* _Problem to work on_
Repeat the material below exactly, line for line.

--- start Data for the task ---

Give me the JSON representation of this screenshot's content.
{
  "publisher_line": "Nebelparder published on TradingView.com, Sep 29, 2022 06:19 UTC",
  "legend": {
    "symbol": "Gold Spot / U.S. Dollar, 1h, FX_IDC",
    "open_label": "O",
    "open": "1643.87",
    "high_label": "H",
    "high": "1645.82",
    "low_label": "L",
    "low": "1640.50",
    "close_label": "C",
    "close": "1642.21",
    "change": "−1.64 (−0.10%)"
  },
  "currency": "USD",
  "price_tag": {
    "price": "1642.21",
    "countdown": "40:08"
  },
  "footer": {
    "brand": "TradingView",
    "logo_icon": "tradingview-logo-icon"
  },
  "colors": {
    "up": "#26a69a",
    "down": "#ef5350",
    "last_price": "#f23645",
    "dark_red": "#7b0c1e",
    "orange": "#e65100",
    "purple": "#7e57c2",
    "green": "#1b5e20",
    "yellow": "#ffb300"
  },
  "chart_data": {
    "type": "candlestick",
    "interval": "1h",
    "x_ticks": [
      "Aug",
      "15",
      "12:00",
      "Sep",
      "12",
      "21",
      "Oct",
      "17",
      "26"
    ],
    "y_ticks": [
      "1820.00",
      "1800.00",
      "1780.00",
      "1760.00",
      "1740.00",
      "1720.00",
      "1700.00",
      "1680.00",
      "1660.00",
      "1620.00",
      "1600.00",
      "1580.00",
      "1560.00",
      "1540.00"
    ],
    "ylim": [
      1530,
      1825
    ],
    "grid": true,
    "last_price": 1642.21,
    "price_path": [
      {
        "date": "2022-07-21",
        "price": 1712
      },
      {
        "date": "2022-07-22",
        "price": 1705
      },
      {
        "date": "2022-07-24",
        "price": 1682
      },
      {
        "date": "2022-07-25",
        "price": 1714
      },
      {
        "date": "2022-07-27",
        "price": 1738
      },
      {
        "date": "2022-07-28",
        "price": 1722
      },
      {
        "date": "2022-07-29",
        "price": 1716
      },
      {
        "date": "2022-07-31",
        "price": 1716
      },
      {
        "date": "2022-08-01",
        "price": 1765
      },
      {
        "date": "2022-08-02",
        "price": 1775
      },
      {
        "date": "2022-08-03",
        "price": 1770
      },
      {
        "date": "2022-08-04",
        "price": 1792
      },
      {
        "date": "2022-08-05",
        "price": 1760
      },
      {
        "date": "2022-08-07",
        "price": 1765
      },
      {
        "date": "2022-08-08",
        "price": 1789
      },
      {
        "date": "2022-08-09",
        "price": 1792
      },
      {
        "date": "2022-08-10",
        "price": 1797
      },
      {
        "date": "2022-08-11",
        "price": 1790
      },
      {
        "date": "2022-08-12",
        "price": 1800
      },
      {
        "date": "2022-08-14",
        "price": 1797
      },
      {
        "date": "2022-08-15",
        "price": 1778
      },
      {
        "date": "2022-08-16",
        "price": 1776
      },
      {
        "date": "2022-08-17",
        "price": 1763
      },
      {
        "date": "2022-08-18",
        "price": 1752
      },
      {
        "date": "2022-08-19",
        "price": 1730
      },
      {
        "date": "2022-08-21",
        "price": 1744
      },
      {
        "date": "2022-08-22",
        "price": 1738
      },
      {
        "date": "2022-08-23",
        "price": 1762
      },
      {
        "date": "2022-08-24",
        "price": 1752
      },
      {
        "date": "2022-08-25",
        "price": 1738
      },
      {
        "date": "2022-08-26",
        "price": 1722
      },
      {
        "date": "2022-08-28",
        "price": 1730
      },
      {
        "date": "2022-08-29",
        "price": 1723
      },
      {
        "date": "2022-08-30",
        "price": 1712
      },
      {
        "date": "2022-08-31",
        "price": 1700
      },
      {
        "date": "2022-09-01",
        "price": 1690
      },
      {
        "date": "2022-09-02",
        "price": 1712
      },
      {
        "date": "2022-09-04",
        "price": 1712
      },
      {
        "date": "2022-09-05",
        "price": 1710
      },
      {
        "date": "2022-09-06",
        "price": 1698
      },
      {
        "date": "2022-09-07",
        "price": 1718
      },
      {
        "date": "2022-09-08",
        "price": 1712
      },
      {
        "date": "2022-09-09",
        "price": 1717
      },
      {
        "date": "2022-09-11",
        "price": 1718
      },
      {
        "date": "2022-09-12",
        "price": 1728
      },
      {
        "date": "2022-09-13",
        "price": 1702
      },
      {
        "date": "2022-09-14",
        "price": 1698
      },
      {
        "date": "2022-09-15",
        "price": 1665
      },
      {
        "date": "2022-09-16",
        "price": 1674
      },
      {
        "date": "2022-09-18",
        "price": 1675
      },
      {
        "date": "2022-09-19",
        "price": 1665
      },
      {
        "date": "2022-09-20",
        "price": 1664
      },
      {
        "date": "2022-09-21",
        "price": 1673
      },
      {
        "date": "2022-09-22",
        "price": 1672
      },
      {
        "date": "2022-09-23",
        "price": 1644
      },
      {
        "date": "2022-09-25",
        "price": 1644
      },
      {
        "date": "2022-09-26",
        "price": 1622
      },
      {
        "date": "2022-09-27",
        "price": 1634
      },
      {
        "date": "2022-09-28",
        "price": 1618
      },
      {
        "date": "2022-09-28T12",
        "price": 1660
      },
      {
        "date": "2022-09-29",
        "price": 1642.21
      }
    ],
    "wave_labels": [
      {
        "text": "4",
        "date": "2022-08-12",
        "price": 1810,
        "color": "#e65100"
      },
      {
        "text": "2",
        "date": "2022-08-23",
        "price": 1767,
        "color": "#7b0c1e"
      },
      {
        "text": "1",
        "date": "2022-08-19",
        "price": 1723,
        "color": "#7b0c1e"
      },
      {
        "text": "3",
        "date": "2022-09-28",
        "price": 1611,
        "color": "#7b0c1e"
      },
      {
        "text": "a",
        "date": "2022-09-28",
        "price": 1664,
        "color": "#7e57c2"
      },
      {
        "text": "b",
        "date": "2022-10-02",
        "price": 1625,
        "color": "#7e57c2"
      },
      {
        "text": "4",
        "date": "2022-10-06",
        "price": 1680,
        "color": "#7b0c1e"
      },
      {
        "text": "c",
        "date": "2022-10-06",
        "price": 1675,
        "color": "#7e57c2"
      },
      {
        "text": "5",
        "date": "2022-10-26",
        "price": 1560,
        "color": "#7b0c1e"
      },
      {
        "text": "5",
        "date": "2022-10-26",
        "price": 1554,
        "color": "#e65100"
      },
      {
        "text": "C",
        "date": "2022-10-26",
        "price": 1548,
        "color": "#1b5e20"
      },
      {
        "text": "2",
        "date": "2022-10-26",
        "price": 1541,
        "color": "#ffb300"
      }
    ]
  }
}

--- end Data for the task ---

* _Exercise result_
Give me the JSON representation of this screenshot's content.
{
  "publisher_line": "Nebelparder published on TradingView.com, Sep 29, 2022 06:19 UTC",
  "legend": {
    "symbol": "Gold Spot / U.S. Dollar, 1h, FX_IDC",
    "open_label": "O",
    "open": "1643.87",
    "high_label": "H",
    "high": "1645.82",
    "low_label": "L",
    "low": "1640.50",
    "close_label": "C",
    "close": "1642.21",
    "change": "−1.64 (−0.10%)"
  },
  "currency": "USD",
  "price_tag": {
    "price": "1642.21",
    "countdown": "40:08"
  },
  "footer": {
    "brand": "TradingView",
    "logo_icon": "tradingview-logo-icon"
  },
  "colors": {
    "up": "#26a69a",
    "down": "#ef5350",
    "last_price": "#f23645",
    "dark_red": "#7b0c1e",
    "orange": "#e65100",
    "purple": "#7e57c2",
    "green": "#1b5e20",
    "yellow": "#ffb300"
  },
  "chart_data": {
    "type": "candlestick",
    "interval": "1h",
    "x_ticks": [
      "Aug",
      "15",
      "12:00",
      "Sep",
      "12",
      "21",
      "Oct",
      "17",
      "26"
    ],
    "y_ticks": [
      "1820.00",
      "1800.00",
      "1780.00",
      "1760.00",
      "1740.00",
      "1720.00",
      "1700.00",
      "1680.00",
      "1660.00",
      "1620.00",
      "1600.00",
      "1580.00",
      "1560.00",
      "1540.00"
    ],
    "ylim": [
      1530,
      1825
    ],
    "grid": true,
    "last_price": 1642.21,
    "price_path": [
      {
        "date": "2022-07-21",
        "price": 1712
      },
      {
        "date": "2022-07-22",
        "price": 1705
      },
      {
        "date": "2022-07-24",
        "price": 1682
      },
      {
        "date": "2022-07-25",
        "price": 1714
      },
      {
        "date": "2022-07-27",
        "price": 1738
      },
      {
        "date": "2022-07-28",
        "price": 1722
      },
      {
        "date": "2022-07-29",
        "price": 1716
      },
      {
        "date": "2022-07-31",
        "price": 1716
      },
      {
        "date": "2022-08-01",
        "price": 1765
      },
      {
        "date": "2022-08-02",
        "price": 1775
      },
      {
        "date": "2022-08-03",
        "price": 1770
      },
      {
        "date": "2022-08-04",
        "price": 1792
      },
      {
        "date": "2022-08-05",
        "price": 1760
      },
      {
        "date": "2022-08-07",
        "price": 1765
      },
      {
        "date": "2022-08-08",
        "price": 1789
      },
      {
        "date": "2022-08-09",
        "price": 1792
      },
      {
        "date": "2022-08-10",
        "price": 1797
      },
      {
        "date": "2022-08-11",
        "price": 1790
      },
      {
        "date": "2022-08-12",
        "price": 1800
      },
      {
        "date": "2022-08-14",
        "price": 1797
      },
      {
        "date": "2022-08-15",
        "price": 1778
      },
      {
        "date": "2022-08-16",
        "price": 1776
      },
      {
        "date": "2022-08-17",
        "price": 1763
      },
      {
        "date": "2022-08-18",
        "price": 1752
      },
      {
        "date": "2022-08-19",
        "price": 1730
      },
      {
        "date": "2022-08-21",
        "price": 1744
      },
      {
        "date": "2022-08-22",
        "price": 1738
      },
      {
        "date": "2022-08-23",
        "price": 1762
      },
      {
        "date": "2022-08-24",
        "price": 1752
      },
      {
        "date": "2022-08-25",
        "price": 1738
      },
      {
        "date": "2022-08-26",
        "price": 1722
      },
      {
        "date": "2022-08-28",
        "price": 1730
      },
      {
        "date": "2022-08-29",
        "price": 1723
      },
      {
        "date": "2022-08-30",
        "price": 1712
      },
      {
        "date": "2022-08-31",
        "price": 1700
      },
      {
        "date": "2022-09-01",
        "price": 1690
      },
      {
        "date": "2022-09-02",
        "price": 1712
      },
      {
        "date": "2022-09-04",
        "price": 1712
      },
      {
        "date": "2022-09-05",
        "price": 1710
      },
      {
        "date": "2022-09-06",
        "price": 1698
      },
      {
        "date": "2022-09-07",
        "price": 1718
      },
      {
        "date": "2022-09-08",
        "price": 1712
      },
      {
        "date": "2022-09-09",
        "price": 1717
      },
      {
        "date": "2022-09-11",
        "price": 1718
      },
      {
        "date": "2022-09-12",
        "price": 1728
      },
      {
        "date": "2022-09-13",
        "price": 1702
      },
      {
        "date": "2022-09-14",
        "price": 1698
      },
      {
        "date": "2022-09-15",
        "price": 1665
      },
      {
        "date": "2022-09-16",
        "price": 1674
      },
      {
        "date": "2022-09-18",
        "price": 1675
      },
      {
        "date": "2022-09-19",
        "price": 1665
      },
      {
        "date": "2022-09-20",
        "price": 1664
      },
      {
        "date": "2022-09-21",
        "price": 1673
      },
      {
        "date": "2022-09-22",
        "price": 1672
      },
      {
        "date": "2022-09-23",
        "price": 1644
      },
      {
        "date": "2022-09-25",
        "price": 1644
      },
      {
        "date": "2022-09-26",
        "price": 1622
      },
      {
        "date": "2022-09-27",
        "price": 1634
      },
      {
        "date": "2022-09-28",
        "price": 1618
      },
      {
        "date": "2022-09-28T12",
        "price": 1660
      },
      {
        "date": "2022-09-29",
        "price": 1642.21
      }
    ],
    "wave_labels": [
      {
        "text": "4",
        "date": "2022-08-12",
        "price": 1810,
        "color": "#e65100"
      },
      {
        "text": "2",
        "date": "2022-08-23",
        "price": 1767,
        "color": "#7b0c1e"
      },
      {
        "text": "1",
        "date": "2022-08-19",
        "price": 1723,
        "color": "#7b0c1e"
      },
      {
        "text": "3",
        "date": "2022-09-28",
        "price": 1611,
        "color": "#7b0c1e"
      },
      {
        "text": "a",
        "date": "2022-09-28",
        "price": 1664,
        "color": "#7e57c2"
      },
      {
        "text": "b",
        "date": "2022-10-02",
        "price": 1625,
        "color": "#7e57c2"
      },
      {
        "text": "4",
        "date": "2022-10-06",
        "price": 1680,
        "color": "#7b0c1e"
      },
      {
        "text": "c",
        "date": "2022-10-06",
        "price": 1675,
        "color": "#7e57c2"
      },
      {
        "text": "5",
        "date": "2022-10-26",
        "price": 1560,
        "color": "#7b0c1e"
      },
      {
        "text": "5",
        "date": "2022-10-26",
        "price": 1554,
        "color": "#e65100"
      },
      {
        "text": "C",
        "date": "2022-10-26",
        "price": 1548,
        "color": "#1b5e20"
      },
      {
        "text": "2",
        "date": "2022-10-26",
        "price": 1541,
        "color": "#ffb300"
      }
    ]
  }
}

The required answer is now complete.